• What to do: Verbatim output of all the material below is required.

Items from a dataset
((
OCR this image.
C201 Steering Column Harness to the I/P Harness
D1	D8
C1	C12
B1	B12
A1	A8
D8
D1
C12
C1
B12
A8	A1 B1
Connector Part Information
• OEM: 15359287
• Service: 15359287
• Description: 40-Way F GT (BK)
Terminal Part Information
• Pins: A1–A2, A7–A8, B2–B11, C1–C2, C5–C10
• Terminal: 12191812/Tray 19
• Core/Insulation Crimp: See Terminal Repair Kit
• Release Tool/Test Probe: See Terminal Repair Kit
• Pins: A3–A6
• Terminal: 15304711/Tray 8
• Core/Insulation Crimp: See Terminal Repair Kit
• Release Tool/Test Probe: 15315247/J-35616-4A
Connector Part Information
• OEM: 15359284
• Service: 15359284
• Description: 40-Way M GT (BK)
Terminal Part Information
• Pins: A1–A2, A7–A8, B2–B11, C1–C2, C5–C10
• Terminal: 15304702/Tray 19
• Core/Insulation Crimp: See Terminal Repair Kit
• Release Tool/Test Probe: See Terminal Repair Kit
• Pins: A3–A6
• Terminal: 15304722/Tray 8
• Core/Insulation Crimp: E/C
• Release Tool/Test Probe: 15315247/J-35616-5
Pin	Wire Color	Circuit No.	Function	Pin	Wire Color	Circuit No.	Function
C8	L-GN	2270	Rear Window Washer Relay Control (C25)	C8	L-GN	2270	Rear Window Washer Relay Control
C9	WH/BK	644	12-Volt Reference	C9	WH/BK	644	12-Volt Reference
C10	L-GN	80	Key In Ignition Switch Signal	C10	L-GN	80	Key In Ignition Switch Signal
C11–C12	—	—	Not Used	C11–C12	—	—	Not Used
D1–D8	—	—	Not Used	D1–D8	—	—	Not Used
))
• Written solution:
OCR this image.
C201 Steering Column Harness to the I/P Harness
D1	D8
C1	C12
B1	B12
A1	A8
D8
D1
C12
C1
B12
A8	A1 B1
Connector Part Information
• OEM: 15359287
• Service: 15359287
• Description: 40-Way F GT (BK)
Terminal Part Information
• Pins: A1–A2, A7–A8, B2–B11, C1–C2, C5–C10
• Terminal: 12191812/Tray 19
• Core/Insulation Crimp: See Terminal Repair Kit
• Release Tool/Test Probe: See Terminal Repair Kit
• Pins: A3–A6
• Terminal: 15304711/Tray 8
• Core/Insulation Crimp: See Terminal Repair Kit
• Release Tool/Test Probe: 15315247/J-35616-4A
Connector Part Information
• OEM: 15359284
• Service: 15359284
• Description: 40-Way M GT (BK)
Terminal Part Information
• Pins: A1–A2, A7–A8, B2–B11, C1–C2, C5–C10
• Terminal: 15304702/Tray 19
• Core/Insulation Crimp: See Terminal Repair Kit
• Release Tool/Test Probe: See Terminal Repair Kit
• Pins: A3–A6
• Terminal: 15304722/Tray 8
• Core/Insulation Crimp: E/C
• Release Tool/Test Probe: 15315247/J-35616-5
Pin	Wire Color	Circuit No.	Function	Pin	Wire Color	Circuit No.	Function
C8	L-GN	2270	Rear Window Washer Relay Control (C25)	C8	L-GN	2270	Rear Window Washer Relay Control
C9	WH/BK	644	12-Volt Reference	C9	WH/BK	644	12-Volt Reference
C10	L-GN	80	Key In Ignition Switch Signal	C10	L-GN	80	Key In Ignition Switch Signal
C11–C12	—	—	Not Used	C11–C12	—	—	Not Used
D1–D8	—	—	Not Used	D1–D8	—	—	Not Used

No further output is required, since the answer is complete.